# Tasks to perform:
a - For each statement, say whether it agrees with the passage on standard deviation, standard error and P-values. Answer yes or no, and quote the words of the passage that decide it. (i) The standard error is the standard deviation divided by the square root of the number of experiments. (ii) The passage presents the 0.05 cutoff for significance as settled and uncontroversial. (iii) A P-value below 0.01 is called a highly significant result.
b - List every quantity that the passage on standard deviation, standard error and P-values names as an important term or quantity.
c - Write the next part of the passage on standard deviation, standard error and P-values, starting after its final sentence.

# Provided text:
Important terms which appear and are explained: The
standard deviation SD and the
standard error SE (which is SD divided by the square root of the number of
experiments). An other important quantity in scientific experiments is the
P-value: Assume we have a random variable X over some probability space
and we measure X=c. The question is, whether this experiment is significant or not
assuming a null-hypothesis (which stands for the setup of our probability space).
The P-value of the experiment is defined as
p = P[ X > c]
By convention (note this is arbitrary and therefore a bit controversial),
one calls p smaller than
0.05 a
statistically significant result and a P-value smaller than 0.01 a
highly significant result. For example, if you see 10 times
head when throwing a coin 30 times.

# Layout annotation data:
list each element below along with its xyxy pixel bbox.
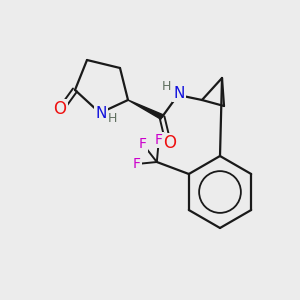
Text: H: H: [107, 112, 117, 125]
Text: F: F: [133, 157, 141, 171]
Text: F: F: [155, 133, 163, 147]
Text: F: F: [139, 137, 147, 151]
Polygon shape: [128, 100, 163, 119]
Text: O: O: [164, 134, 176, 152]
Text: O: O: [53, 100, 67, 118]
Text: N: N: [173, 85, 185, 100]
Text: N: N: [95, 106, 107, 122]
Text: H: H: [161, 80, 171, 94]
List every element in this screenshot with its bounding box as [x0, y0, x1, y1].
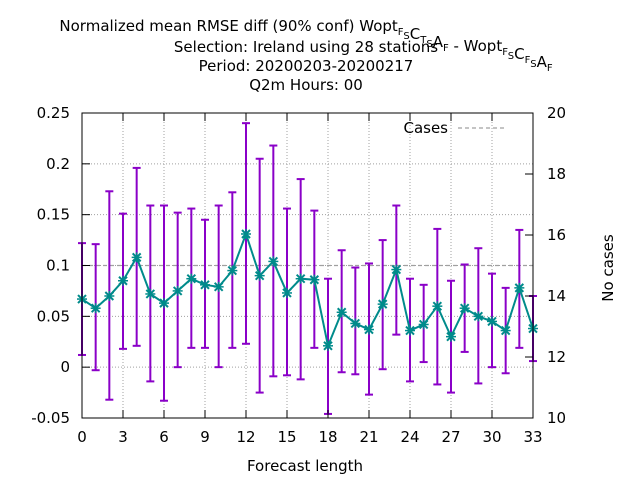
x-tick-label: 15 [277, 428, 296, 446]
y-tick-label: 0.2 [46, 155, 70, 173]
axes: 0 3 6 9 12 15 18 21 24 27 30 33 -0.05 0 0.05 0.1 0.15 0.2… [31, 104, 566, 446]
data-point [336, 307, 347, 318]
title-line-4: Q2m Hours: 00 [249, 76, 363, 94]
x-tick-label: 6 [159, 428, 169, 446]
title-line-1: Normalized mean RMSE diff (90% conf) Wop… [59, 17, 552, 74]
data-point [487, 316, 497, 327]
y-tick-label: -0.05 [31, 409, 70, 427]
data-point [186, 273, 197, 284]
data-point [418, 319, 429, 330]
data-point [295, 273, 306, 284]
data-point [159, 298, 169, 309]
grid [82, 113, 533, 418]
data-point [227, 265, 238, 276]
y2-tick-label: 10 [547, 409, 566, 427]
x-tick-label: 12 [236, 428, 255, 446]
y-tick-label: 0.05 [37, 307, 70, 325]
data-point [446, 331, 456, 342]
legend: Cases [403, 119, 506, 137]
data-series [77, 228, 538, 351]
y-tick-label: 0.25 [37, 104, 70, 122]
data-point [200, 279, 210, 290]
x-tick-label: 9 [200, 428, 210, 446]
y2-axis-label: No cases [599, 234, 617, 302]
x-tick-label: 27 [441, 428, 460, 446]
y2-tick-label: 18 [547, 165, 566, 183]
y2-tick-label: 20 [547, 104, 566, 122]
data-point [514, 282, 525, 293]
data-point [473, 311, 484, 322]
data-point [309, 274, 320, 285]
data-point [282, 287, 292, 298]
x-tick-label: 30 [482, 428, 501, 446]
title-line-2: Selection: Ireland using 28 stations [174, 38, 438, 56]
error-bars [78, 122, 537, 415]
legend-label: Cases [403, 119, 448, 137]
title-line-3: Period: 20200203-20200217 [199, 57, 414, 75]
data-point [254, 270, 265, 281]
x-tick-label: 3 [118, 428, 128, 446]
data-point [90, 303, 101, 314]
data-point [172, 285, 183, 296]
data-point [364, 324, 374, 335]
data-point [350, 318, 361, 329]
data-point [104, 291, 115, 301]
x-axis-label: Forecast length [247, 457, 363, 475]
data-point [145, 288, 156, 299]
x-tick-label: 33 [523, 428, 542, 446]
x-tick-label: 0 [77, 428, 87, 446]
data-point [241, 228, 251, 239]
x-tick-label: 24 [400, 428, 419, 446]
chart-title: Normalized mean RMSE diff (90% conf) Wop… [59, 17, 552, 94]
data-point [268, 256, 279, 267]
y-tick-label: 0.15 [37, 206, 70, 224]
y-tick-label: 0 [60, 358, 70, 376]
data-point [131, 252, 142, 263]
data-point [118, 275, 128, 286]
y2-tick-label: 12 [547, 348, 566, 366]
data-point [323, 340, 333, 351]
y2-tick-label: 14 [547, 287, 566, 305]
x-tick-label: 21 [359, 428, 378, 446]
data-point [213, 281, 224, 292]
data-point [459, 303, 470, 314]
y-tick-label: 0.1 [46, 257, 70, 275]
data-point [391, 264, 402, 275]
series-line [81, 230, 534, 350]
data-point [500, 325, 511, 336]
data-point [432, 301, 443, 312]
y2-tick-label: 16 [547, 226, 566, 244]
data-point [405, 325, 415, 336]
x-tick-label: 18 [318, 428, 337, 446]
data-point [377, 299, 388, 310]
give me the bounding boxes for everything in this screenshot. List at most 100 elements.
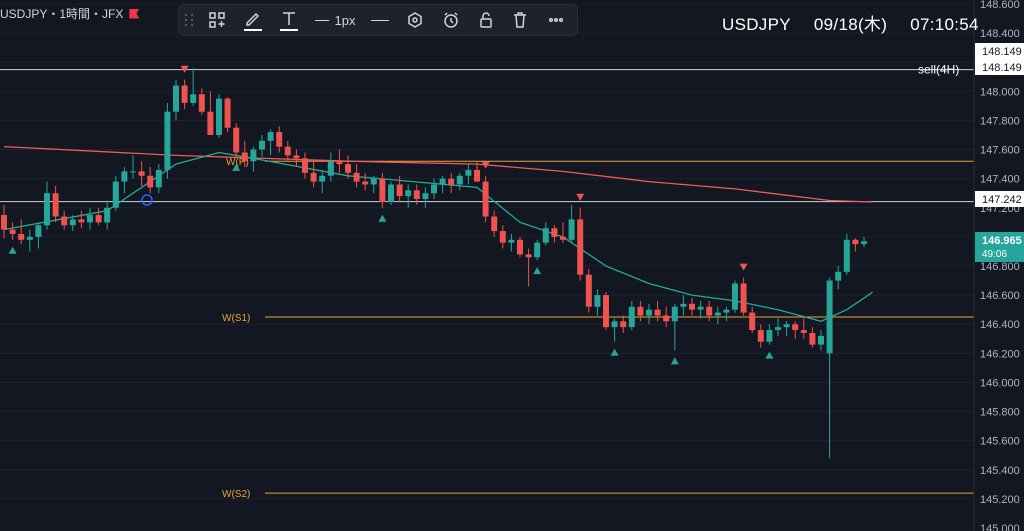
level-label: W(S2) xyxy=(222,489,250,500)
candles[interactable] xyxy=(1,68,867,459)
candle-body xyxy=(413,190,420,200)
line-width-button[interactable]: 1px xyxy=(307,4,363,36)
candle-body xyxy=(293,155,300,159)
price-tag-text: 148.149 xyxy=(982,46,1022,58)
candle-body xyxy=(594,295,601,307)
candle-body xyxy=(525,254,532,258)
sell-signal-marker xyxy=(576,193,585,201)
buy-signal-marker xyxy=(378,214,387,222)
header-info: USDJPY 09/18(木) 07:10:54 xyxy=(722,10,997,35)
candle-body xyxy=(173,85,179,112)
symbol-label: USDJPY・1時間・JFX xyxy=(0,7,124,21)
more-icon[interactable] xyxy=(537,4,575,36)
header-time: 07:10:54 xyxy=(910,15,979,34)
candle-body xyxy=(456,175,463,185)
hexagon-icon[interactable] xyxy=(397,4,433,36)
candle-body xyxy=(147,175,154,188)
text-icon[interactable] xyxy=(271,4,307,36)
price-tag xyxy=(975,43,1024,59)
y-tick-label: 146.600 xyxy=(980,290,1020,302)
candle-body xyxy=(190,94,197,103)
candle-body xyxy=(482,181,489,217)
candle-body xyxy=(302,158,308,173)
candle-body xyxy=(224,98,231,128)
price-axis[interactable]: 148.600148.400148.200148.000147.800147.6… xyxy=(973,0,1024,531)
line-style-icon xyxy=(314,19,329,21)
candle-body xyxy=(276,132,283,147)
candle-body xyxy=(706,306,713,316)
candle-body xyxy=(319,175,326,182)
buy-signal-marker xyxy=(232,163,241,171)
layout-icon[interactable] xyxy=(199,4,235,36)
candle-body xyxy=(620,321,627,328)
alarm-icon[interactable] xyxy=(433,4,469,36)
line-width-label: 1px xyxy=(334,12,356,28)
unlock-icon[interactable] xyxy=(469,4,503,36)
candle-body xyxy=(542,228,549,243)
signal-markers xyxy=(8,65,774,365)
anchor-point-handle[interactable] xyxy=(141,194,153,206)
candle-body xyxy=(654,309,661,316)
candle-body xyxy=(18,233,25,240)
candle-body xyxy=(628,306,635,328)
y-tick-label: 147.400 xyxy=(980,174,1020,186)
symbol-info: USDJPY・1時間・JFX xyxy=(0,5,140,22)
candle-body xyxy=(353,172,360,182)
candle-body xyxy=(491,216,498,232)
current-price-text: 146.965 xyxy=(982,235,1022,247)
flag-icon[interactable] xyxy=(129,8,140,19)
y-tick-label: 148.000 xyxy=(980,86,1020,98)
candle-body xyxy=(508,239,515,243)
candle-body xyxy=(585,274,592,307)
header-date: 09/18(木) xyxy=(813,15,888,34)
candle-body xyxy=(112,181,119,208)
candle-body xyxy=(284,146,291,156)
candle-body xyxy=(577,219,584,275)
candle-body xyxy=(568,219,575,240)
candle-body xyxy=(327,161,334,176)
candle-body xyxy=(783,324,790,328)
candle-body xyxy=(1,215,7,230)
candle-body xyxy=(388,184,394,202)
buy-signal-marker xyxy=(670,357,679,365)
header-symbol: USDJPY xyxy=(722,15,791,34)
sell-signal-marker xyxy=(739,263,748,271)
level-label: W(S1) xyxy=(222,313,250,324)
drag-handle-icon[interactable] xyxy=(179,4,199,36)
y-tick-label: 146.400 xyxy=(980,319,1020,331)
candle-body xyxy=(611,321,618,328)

# Results for the exercise:
a -
(i) Yes: "which is SD divided by the square root of the number of experiments"
(ii) No: "note this is arbitrary and therefore a bit controversial"
(iii) Yes: "a P-value smaller than 0.01 a highly significant result"

b - standard deviation (SD), standard error (SE), P-value

c -
What is the P value? If X is the number of heads, then
P[X smaller or equal to 10] = F[10], here computed with Mathematica
f=CDF[BinomialDistribution[30,0.5]]; f[10]
is 0.0493. This is considered statistically significant. With this assumptions we
would considered it a significant test that the null hypothesis (the coin is fair and
different coin experiments are independent) is rejected.
However, if see 11 heads, then the P-value is slightly larger than 0.1
and the test is not significant.
You see how easy it is to cheat here: Just repeat your coin flipping
experiment a lot until you reach an instance with a statistically
significant deviation result. This will eventually happen.
Suppress the other experiments as "test trials" and publish the result.